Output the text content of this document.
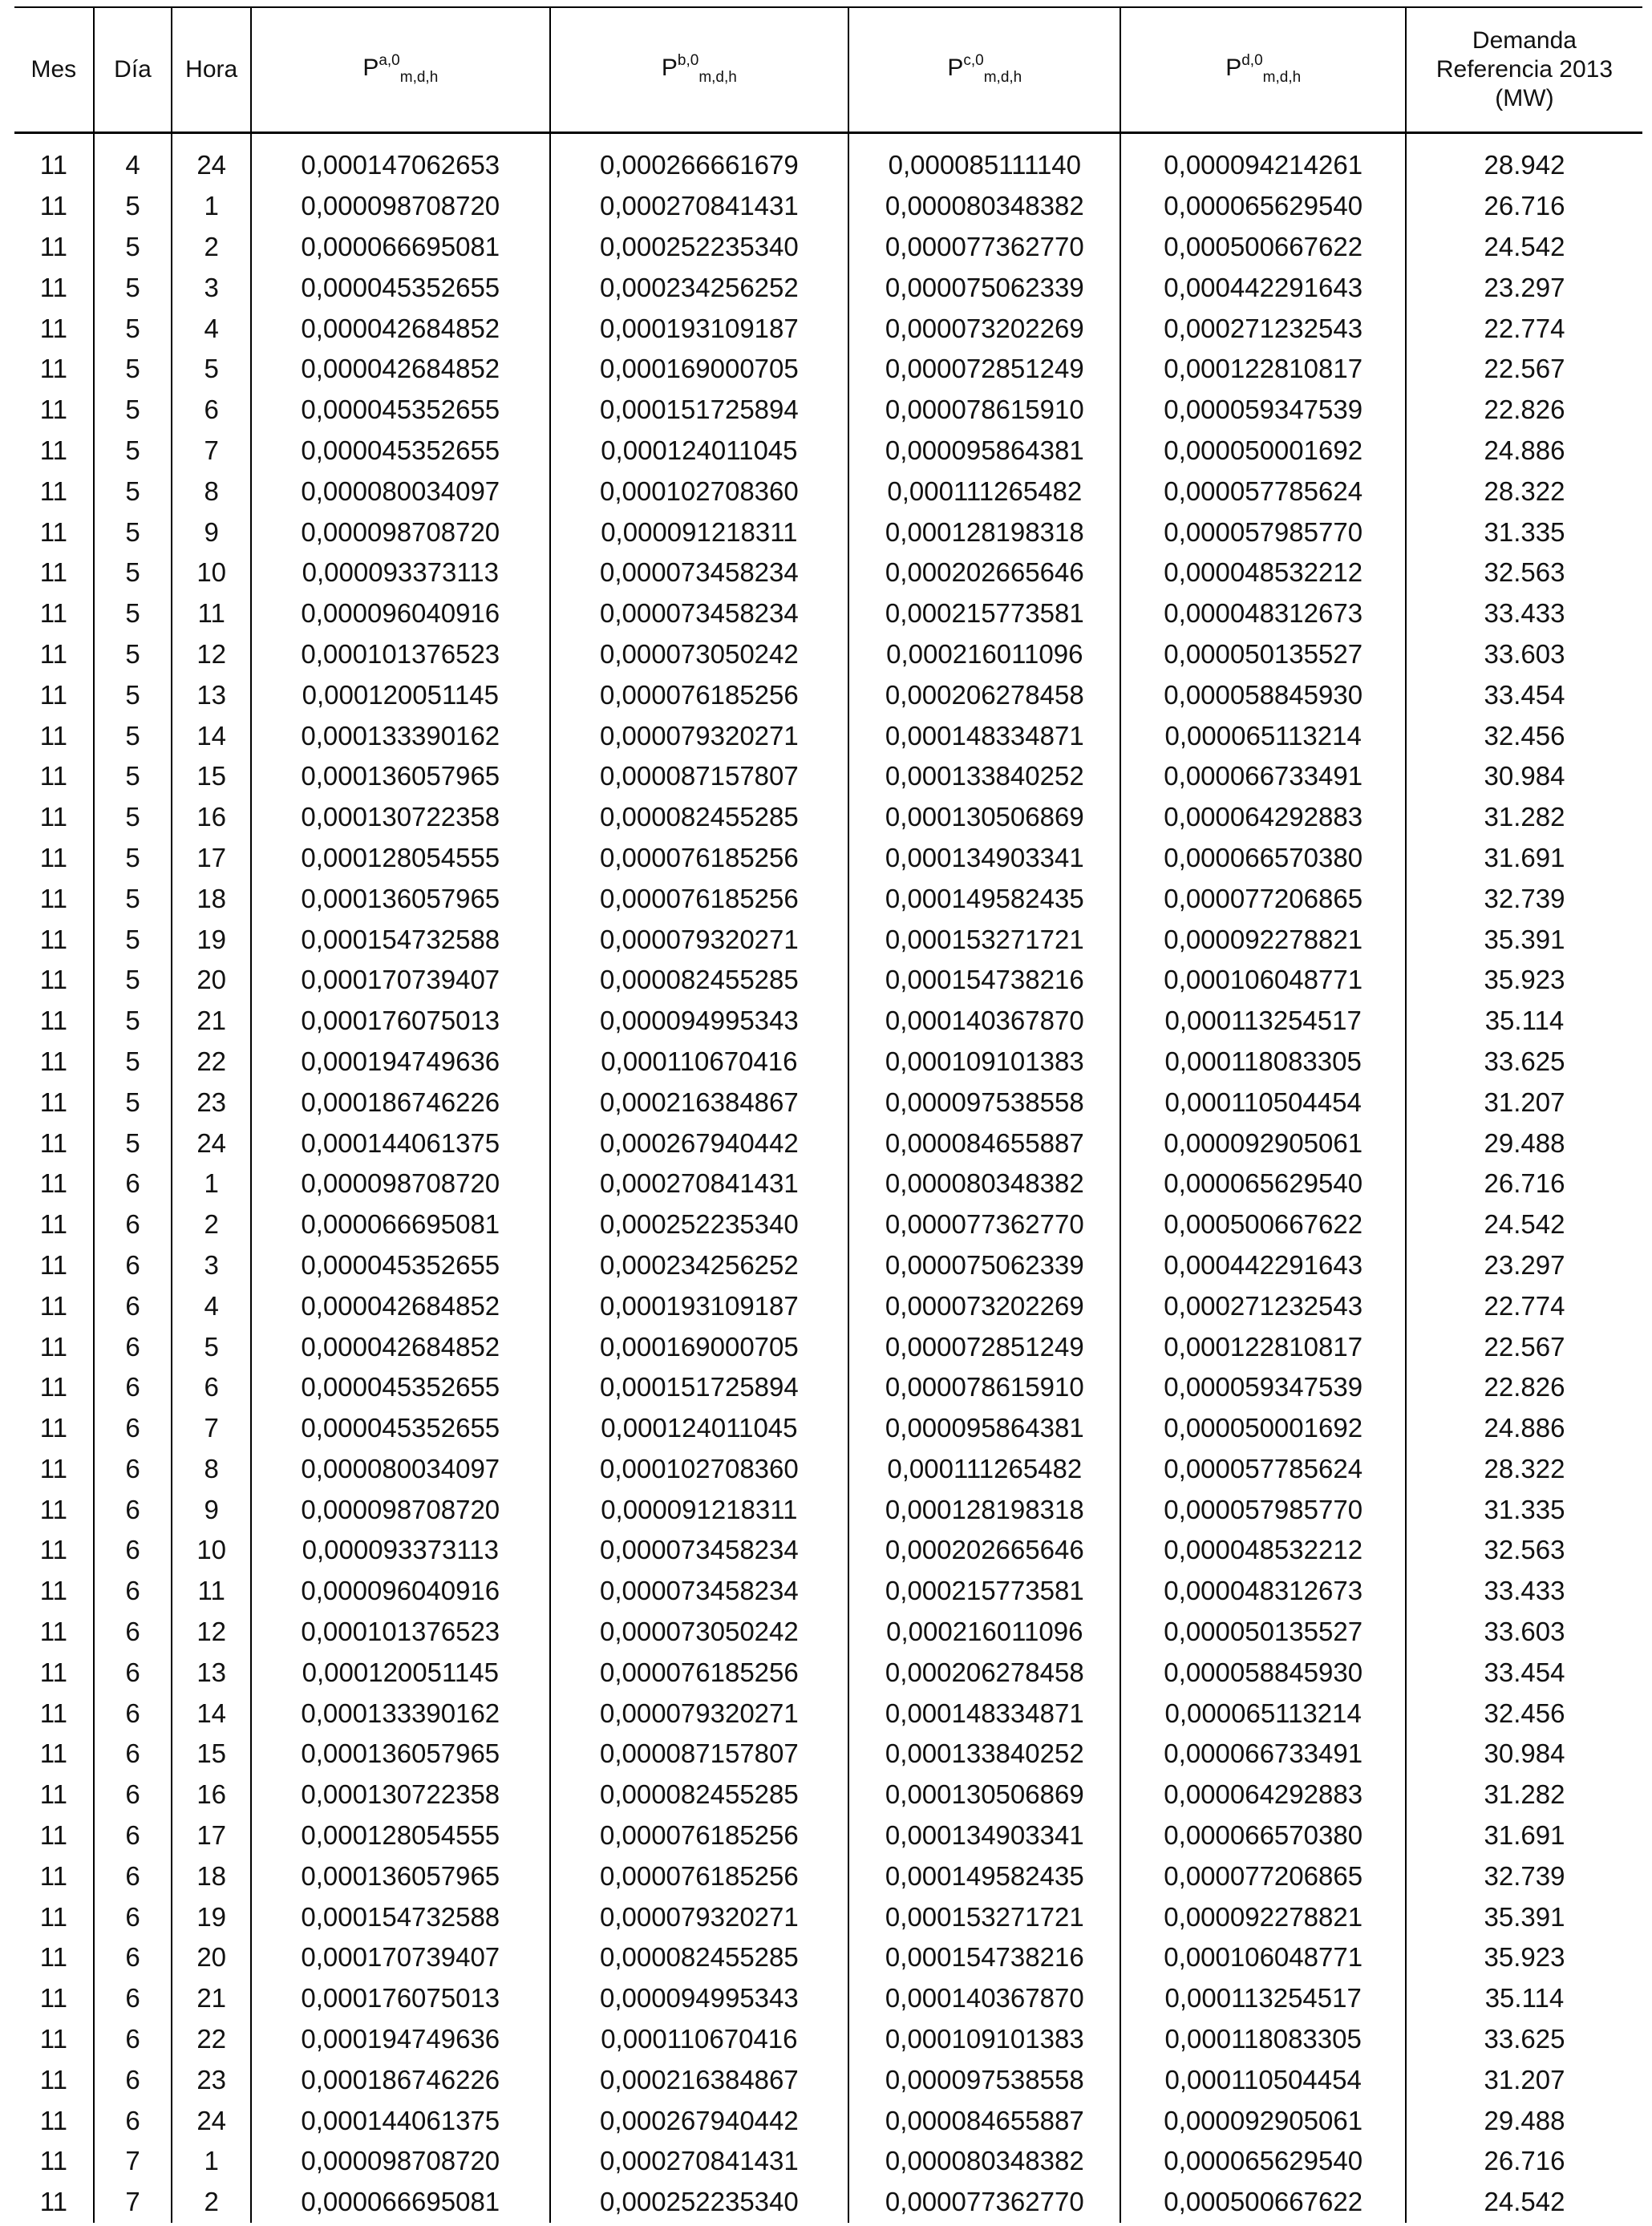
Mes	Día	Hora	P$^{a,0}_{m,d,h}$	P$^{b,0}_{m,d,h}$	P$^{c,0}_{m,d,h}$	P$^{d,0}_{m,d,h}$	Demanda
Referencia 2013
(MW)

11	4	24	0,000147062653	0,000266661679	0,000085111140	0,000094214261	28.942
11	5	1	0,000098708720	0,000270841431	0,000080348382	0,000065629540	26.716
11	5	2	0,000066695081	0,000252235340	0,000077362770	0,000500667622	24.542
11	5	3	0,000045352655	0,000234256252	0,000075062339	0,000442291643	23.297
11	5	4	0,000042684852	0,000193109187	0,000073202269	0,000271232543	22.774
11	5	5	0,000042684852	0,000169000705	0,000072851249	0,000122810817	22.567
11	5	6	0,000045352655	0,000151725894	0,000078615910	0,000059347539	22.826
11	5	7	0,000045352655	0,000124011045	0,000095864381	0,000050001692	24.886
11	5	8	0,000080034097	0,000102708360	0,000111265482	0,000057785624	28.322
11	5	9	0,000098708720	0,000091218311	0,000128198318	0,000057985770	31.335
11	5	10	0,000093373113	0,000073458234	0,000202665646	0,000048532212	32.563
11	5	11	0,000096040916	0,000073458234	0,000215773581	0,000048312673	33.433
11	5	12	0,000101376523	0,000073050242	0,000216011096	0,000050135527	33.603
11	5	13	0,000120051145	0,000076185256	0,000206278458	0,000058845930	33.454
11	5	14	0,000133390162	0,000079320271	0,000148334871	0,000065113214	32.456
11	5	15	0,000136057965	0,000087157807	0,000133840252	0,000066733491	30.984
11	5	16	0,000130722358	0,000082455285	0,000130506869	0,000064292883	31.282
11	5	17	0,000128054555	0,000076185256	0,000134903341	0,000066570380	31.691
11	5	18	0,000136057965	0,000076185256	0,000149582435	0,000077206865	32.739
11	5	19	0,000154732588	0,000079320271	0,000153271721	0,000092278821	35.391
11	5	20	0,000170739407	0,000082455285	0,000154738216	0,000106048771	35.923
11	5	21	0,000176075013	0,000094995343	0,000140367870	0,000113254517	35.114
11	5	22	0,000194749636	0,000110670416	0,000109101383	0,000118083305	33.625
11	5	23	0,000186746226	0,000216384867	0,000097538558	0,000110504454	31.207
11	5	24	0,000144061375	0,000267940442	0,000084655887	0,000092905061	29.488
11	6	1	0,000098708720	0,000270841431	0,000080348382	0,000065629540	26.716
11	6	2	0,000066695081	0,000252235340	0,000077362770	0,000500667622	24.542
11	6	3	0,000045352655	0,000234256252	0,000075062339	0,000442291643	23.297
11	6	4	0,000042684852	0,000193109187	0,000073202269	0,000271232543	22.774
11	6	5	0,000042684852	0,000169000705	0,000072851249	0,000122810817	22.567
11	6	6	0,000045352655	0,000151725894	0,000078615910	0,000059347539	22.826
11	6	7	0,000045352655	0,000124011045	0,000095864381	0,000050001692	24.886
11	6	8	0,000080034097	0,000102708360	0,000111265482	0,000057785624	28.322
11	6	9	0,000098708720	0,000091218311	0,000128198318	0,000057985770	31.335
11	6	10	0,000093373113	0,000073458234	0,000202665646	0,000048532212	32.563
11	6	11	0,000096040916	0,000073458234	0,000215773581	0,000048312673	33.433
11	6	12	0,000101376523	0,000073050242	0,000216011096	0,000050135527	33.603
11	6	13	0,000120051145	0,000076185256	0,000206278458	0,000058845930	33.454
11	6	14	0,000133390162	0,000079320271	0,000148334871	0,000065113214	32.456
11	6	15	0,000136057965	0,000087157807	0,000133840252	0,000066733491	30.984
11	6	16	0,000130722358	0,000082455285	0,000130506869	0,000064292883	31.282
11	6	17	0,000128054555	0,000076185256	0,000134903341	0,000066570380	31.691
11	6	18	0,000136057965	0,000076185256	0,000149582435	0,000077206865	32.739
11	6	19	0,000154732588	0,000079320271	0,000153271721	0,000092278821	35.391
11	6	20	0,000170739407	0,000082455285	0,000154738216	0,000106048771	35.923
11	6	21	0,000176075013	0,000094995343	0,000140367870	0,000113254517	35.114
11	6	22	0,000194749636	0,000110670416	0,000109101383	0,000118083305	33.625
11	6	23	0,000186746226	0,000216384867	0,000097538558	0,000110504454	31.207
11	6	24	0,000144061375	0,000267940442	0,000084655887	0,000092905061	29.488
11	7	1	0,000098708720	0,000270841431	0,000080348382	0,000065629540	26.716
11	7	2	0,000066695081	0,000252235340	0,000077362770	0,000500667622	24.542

* * *

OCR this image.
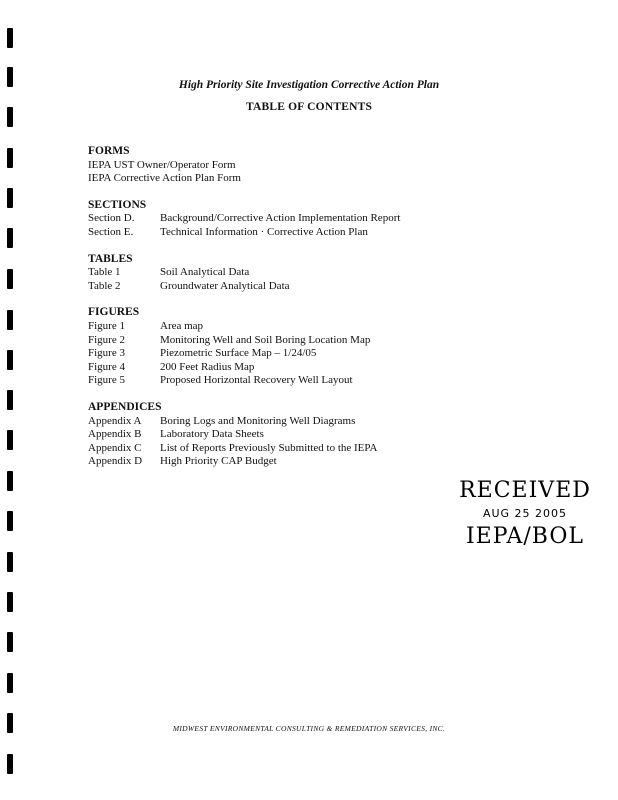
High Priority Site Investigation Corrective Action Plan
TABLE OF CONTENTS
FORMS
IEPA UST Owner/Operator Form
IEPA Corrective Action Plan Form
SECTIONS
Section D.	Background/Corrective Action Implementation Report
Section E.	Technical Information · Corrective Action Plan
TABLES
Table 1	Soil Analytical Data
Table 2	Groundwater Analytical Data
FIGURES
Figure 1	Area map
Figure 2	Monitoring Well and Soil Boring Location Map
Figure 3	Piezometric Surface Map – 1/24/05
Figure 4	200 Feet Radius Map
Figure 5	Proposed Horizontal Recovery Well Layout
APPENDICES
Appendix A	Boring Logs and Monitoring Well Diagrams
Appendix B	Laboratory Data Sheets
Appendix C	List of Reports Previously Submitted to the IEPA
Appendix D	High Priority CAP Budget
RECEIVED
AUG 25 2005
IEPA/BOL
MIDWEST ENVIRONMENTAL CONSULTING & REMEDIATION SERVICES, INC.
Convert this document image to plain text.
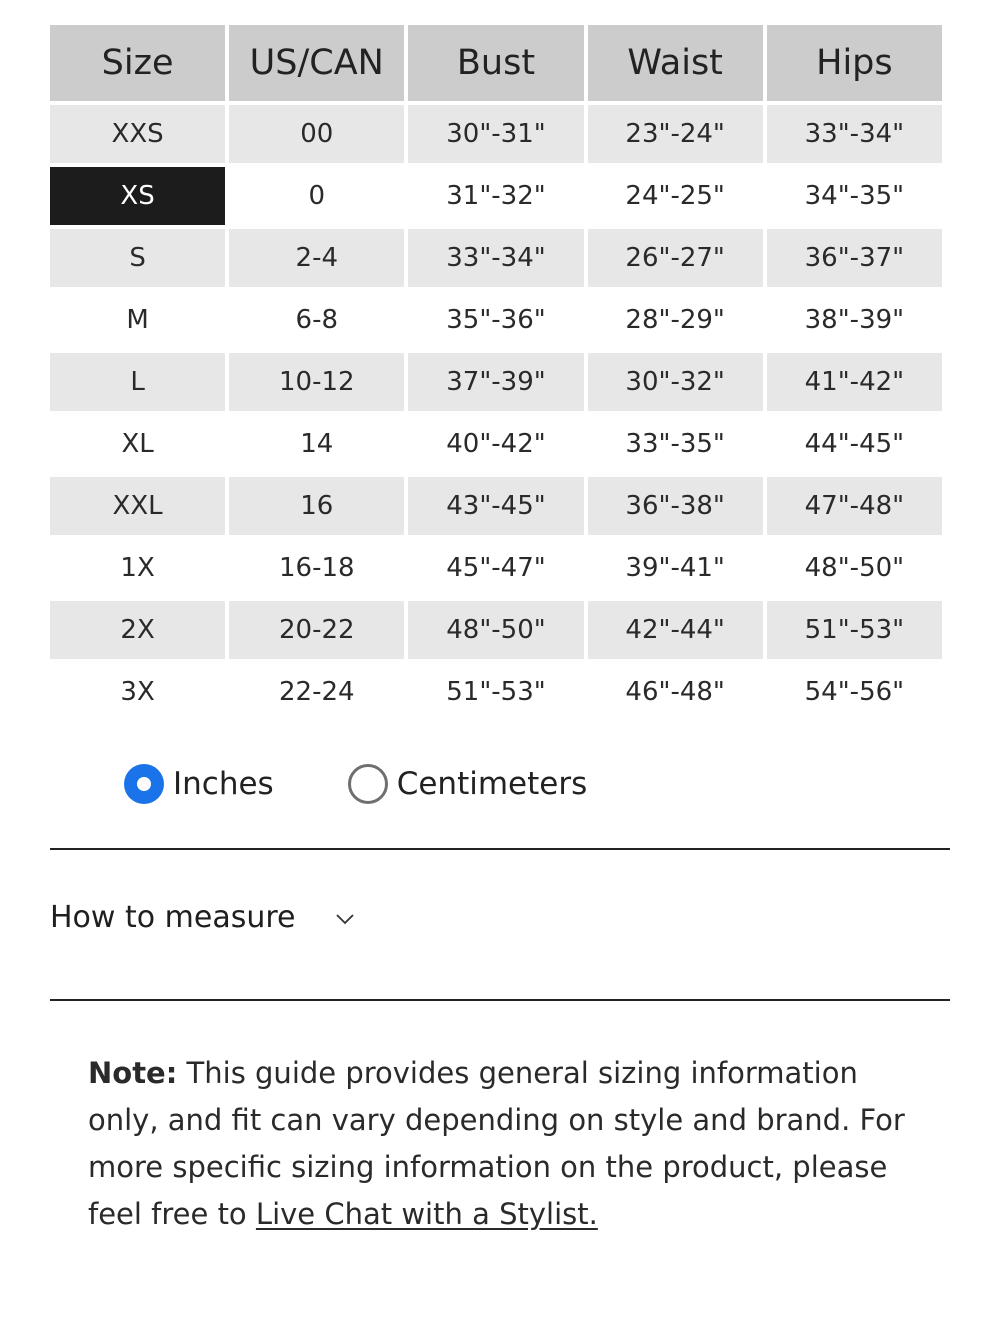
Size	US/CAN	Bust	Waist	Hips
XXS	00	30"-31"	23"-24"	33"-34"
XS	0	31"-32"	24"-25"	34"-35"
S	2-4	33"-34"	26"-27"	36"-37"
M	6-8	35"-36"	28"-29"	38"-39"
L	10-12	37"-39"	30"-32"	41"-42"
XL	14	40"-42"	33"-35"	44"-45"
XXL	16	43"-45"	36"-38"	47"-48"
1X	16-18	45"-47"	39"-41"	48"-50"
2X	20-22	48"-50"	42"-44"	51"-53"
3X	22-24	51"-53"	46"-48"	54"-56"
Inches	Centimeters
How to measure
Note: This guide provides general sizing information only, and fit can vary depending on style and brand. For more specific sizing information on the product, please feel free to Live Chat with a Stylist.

# Stated problem
Your task is to gather every line with the word "Appendix" and copy it.

# Correct answer
Appendix A	Boring Logs and Monitoring Well Diagrams
Appendix B	Laboratory Data Sheets
Appendix C	List of Reports Previously Submitted to the IEPA
Appendix D	High Priority CAP Budget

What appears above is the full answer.